■ **SET EXERCISE**:
Records follow. Select each line holding "casos".
===== INPUT MATERIAL
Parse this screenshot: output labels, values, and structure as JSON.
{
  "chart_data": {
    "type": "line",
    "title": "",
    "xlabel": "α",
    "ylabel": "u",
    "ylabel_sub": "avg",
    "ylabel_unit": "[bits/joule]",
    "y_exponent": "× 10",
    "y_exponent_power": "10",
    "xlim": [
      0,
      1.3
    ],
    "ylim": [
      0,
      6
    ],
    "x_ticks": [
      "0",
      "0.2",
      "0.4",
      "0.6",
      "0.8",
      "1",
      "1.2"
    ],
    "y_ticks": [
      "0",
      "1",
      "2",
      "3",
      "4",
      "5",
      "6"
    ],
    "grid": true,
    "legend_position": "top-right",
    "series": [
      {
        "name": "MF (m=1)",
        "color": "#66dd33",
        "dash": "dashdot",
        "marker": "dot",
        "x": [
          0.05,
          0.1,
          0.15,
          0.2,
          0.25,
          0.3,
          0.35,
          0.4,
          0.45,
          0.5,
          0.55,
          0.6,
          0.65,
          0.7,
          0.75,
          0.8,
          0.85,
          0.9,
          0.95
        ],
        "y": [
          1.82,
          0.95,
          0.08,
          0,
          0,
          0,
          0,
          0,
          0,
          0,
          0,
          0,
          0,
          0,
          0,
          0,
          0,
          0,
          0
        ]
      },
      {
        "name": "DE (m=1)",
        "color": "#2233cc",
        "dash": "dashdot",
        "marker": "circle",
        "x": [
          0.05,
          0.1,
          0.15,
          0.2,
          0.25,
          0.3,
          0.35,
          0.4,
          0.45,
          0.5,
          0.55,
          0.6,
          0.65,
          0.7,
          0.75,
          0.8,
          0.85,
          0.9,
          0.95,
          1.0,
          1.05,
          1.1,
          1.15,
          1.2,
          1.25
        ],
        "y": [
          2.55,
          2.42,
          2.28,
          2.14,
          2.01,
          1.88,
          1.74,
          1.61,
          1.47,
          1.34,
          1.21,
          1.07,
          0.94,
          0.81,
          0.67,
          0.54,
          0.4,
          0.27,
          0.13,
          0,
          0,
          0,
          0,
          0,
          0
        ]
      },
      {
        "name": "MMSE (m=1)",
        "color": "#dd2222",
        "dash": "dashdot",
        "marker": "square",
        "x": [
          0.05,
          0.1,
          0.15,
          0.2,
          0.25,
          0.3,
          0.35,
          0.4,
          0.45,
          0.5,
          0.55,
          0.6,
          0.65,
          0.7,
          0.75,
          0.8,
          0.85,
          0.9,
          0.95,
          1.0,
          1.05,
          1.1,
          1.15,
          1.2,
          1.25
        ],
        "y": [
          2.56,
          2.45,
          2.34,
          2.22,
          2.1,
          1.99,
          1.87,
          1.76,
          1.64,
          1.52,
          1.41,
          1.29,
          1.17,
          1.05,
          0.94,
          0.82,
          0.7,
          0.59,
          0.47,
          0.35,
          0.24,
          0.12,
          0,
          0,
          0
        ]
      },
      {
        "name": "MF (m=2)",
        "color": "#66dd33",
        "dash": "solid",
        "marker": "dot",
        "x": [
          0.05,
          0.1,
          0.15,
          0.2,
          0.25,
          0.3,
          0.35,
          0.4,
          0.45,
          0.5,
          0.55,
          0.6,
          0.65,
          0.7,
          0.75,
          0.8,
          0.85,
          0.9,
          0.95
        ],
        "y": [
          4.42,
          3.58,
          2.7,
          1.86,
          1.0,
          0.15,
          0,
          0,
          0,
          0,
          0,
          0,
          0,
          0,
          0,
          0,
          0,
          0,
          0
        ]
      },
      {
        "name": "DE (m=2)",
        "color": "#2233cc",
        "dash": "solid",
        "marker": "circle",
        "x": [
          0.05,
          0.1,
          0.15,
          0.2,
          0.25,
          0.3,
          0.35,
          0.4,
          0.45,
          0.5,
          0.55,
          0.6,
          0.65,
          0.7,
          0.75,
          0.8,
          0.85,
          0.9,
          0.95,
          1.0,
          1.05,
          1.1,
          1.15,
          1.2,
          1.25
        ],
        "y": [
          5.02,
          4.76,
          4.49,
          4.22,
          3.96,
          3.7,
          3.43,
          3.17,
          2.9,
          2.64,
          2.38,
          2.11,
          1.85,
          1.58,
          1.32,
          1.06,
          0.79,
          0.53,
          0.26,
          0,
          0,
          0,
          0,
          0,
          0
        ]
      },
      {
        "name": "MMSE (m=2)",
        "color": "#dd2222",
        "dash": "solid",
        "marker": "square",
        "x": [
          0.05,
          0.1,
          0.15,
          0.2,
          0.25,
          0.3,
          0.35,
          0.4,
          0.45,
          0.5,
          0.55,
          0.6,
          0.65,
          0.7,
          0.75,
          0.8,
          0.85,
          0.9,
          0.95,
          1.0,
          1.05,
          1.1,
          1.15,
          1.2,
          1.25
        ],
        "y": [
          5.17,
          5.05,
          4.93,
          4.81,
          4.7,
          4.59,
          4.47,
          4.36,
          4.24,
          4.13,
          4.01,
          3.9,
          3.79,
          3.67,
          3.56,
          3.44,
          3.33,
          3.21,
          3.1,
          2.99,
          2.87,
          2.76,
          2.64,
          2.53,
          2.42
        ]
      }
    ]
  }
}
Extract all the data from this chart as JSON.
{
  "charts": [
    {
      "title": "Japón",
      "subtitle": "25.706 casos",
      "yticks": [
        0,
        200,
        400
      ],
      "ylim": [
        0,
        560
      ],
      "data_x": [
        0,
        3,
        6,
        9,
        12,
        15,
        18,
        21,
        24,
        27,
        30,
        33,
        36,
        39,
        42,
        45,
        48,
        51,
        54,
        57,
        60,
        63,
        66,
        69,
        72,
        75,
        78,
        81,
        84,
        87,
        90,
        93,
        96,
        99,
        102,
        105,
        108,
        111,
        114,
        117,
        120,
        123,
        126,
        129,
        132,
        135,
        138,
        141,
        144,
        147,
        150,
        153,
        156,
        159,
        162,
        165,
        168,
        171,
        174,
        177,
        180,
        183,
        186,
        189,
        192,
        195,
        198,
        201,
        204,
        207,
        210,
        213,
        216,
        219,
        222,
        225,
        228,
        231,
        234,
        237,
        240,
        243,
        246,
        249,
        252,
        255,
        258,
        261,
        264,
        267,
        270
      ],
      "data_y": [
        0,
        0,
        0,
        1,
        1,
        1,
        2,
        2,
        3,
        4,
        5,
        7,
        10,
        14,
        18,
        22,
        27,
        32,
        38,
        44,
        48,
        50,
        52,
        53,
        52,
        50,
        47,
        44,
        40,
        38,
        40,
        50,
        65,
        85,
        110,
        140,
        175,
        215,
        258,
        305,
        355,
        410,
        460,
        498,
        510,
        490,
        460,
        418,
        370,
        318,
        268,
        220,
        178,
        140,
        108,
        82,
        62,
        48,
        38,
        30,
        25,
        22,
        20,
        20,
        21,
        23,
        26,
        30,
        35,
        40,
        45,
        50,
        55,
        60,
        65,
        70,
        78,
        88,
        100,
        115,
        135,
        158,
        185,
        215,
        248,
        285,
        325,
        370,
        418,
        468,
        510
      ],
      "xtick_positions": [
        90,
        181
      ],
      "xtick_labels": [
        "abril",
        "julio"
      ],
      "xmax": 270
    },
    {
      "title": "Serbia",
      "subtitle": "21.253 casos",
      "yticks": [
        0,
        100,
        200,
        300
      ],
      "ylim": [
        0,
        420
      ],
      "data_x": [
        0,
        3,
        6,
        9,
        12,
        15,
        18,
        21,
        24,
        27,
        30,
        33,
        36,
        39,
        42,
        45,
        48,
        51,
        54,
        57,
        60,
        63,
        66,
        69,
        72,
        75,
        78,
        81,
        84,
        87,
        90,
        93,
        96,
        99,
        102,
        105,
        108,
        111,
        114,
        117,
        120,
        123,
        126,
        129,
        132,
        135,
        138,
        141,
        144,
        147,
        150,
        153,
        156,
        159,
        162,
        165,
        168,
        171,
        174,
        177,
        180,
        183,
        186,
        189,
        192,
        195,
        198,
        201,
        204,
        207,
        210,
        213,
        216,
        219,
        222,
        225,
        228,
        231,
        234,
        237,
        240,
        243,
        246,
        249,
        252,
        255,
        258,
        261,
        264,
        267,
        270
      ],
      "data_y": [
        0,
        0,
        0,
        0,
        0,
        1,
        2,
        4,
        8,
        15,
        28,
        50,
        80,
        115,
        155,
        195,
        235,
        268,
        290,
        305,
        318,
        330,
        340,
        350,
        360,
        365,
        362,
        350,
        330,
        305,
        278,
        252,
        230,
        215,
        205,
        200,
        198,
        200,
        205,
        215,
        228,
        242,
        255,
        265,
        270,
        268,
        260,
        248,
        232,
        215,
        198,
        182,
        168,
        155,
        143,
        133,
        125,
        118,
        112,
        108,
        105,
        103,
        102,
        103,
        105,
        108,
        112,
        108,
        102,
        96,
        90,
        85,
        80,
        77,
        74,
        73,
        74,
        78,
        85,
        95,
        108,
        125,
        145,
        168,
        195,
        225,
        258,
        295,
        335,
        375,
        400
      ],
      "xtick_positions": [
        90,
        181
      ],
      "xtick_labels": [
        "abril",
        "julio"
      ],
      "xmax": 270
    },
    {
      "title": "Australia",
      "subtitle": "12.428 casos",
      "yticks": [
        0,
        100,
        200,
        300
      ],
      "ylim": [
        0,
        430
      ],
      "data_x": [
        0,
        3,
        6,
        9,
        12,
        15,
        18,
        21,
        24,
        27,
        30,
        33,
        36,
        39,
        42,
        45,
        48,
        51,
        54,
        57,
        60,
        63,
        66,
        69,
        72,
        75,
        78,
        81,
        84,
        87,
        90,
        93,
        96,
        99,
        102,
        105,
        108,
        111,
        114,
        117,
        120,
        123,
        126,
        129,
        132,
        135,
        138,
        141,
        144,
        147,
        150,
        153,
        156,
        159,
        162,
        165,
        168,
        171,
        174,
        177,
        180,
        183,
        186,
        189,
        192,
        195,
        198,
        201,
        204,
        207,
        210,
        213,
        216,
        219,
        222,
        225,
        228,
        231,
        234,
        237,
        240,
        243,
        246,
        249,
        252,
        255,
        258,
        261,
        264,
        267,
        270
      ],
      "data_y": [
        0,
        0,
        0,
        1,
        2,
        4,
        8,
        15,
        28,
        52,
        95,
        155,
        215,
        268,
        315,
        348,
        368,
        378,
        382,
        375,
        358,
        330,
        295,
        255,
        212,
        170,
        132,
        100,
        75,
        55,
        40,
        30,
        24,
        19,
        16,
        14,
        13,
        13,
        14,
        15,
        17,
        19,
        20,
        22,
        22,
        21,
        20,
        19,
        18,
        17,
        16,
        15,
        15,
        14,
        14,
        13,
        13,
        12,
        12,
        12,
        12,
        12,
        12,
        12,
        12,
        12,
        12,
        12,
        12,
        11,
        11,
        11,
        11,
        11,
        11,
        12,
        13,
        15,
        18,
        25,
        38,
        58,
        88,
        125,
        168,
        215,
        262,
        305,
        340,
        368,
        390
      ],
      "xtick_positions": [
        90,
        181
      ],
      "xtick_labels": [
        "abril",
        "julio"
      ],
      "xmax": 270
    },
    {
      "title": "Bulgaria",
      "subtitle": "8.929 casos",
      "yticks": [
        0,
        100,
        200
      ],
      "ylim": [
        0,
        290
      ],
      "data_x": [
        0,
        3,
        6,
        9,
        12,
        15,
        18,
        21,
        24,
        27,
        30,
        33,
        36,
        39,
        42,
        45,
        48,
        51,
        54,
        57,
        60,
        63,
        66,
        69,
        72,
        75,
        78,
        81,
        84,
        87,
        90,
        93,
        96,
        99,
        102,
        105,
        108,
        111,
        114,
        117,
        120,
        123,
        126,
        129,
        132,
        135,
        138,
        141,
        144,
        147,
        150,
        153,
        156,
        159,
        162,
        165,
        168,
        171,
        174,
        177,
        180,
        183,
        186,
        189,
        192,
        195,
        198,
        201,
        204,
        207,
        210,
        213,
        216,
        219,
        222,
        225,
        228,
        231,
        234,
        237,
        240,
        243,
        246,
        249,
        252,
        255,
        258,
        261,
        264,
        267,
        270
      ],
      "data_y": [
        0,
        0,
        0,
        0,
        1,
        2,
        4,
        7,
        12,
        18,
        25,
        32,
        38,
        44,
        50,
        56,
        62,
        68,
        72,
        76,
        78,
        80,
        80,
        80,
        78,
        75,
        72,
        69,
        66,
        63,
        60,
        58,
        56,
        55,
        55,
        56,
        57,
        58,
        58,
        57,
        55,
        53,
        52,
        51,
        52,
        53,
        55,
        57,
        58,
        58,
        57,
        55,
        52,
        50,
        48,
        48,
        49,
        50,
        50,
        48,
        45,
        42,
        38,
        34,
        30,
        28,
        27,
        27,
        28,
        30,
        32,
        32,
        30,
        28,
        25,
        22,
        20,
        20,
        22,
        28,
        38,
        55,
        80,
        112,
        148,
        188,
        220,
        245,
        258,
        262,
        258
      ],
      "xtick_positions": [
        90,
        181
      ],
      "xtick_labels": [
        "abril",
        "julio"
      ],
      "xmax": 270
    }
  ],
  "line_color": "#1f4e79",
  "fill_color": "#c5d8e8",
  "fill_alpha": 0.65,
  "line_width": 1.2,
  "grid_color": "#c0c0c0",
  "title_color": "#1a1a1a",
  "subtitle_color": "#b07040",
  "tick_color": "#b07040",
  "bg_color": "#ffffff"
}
==========
■ **SOLUTION**:
      "subtitle": "25.706 casos",
      "subtitle": "21.253 casos",
      "subtitle": "12.428 casos",
      "subtitle": "8.929 casos",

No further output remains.